start EXTRACTED DATA

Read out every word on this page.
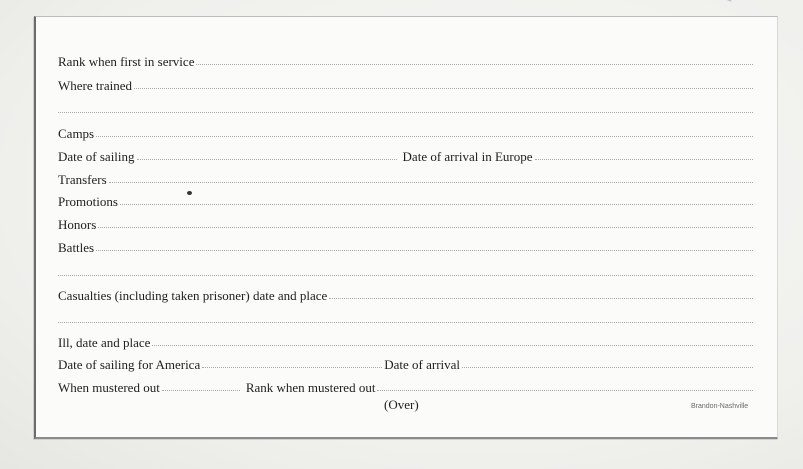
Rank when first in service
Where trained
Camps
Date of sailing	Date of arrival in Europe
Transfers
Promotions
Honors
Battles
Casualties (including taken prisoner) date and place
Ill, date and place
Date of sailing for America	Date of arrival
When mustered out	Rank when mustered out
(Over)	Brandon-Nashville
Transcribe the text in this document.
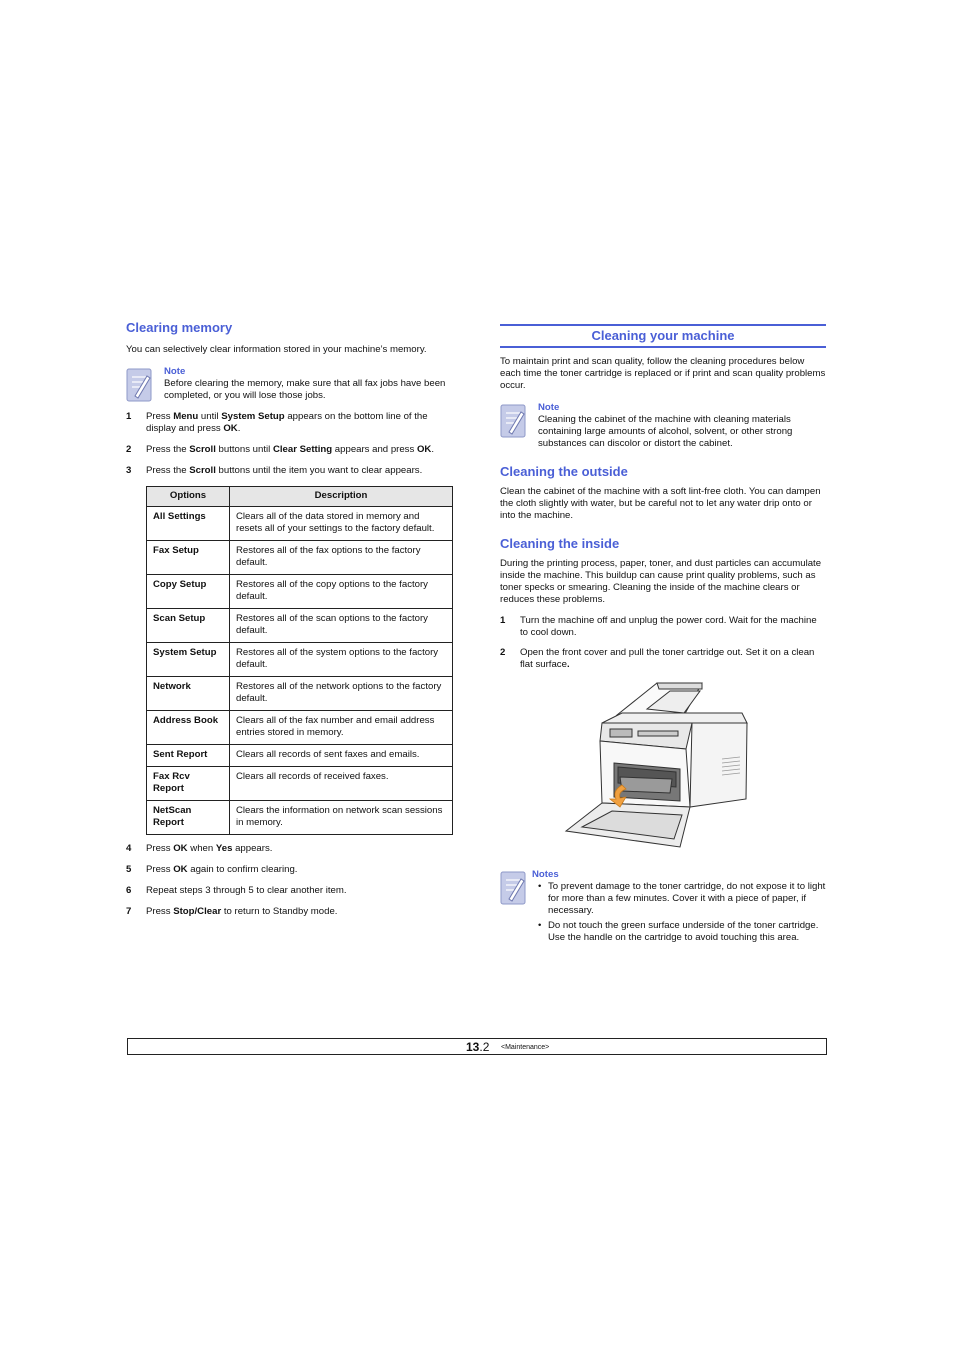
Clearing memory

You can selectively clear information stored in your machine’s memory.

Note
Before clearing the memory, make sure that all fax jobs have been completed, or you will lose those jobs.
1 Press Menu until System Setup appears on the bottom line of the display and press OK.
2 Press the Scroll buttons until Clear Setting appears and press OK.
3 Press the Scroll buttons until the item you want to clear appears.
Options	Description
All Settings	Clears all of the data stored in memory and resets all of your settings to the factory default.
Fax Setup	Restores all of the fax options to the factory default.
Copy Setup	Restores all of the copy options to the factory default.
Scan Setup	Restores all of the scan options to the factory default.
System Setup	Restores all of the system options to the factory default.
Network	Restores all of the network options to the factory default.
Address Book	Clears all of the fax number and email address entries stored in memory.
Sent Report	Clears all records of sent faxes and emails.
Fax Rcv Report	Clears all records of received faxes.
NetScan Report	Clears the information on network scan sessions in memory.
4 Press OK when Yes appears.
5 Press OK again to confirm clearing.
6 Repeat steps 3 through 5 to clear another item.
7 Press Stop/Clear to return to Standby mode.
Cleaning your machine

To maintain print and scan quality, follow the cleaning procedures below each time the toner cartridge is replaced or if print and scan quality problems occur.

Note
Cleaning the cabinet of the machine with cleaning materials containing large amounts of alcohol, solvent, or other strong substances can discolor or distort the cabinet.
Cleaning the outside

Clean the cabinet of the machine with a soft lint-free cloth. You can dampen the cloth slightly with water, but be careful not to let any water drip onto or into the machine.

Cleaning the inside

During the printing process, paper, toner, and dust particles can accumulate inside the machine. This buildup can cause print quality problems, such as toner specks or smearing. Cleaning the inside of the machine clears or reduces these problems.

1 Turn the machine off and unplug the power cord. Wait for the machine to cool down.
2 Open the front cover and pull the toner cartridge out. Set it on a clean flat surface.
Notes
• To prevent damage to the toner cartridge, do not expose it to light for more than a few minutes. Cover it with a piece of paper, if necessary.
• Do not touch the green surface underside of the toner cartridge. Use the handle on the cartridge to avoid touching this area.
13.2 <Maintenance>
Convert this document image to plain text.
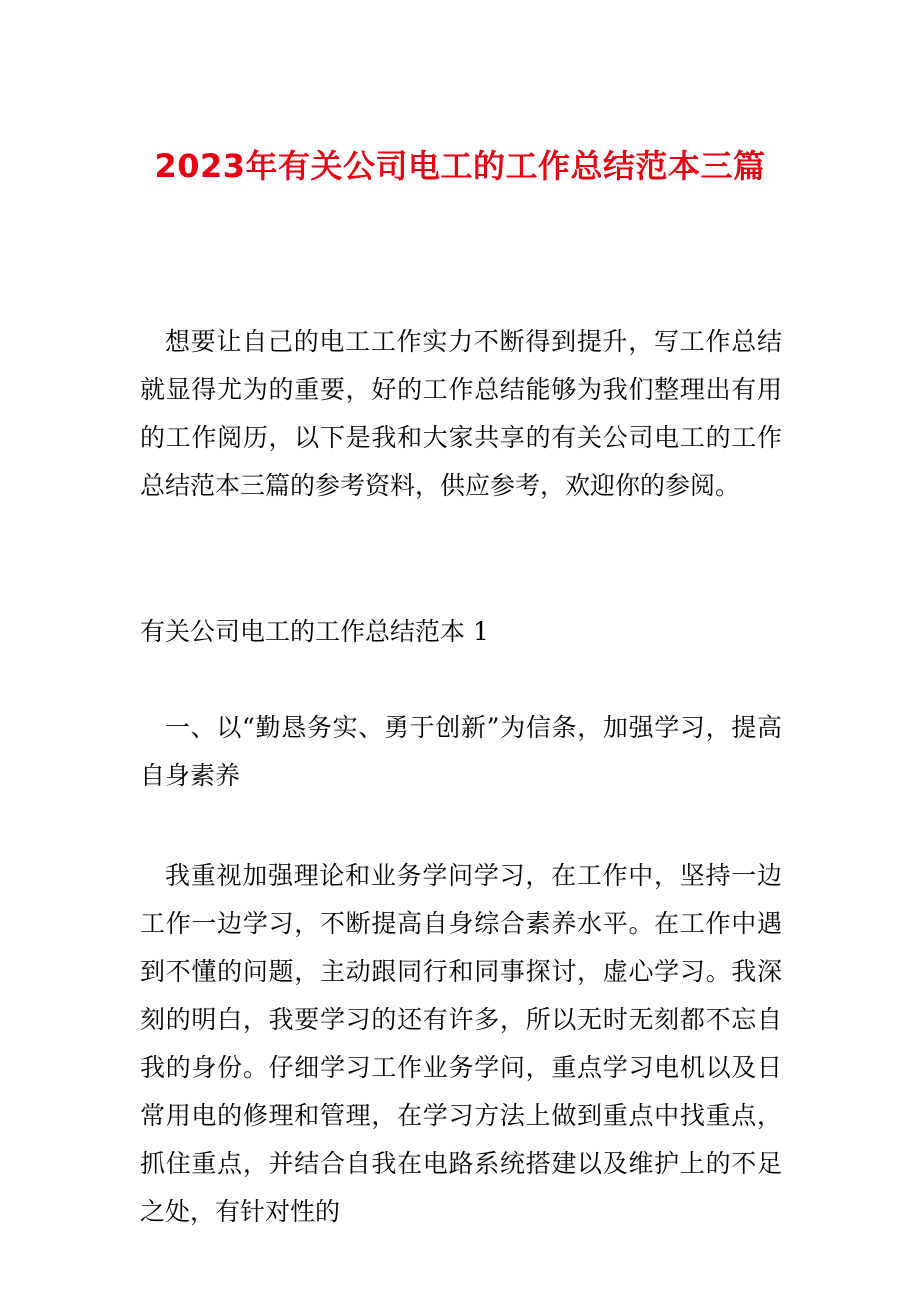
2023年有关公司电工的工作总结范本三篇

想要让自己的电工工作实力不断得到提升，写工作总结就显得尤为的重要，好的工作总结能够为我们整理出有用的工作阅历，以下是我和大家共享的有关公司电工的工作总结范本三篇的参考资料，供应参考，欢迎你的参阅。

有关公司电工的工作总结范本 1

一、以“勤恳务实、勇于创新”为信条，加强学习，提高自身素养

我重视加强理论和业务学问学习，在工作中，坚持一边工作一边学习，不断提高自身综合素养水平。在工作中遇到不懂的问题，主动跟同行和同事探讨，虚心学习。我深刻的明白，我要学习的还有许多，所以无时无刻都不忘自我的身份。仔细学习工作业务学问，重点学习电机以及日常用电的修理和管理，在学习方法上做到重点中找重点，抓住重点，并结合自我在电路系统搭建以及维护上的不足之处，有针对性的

end EXTRACTED DATA

**SET EXERCISE:**
Give the number of lines in the entries that hold the word "information", and nothing else.

**REPLY TO THE EXERCISE:**
2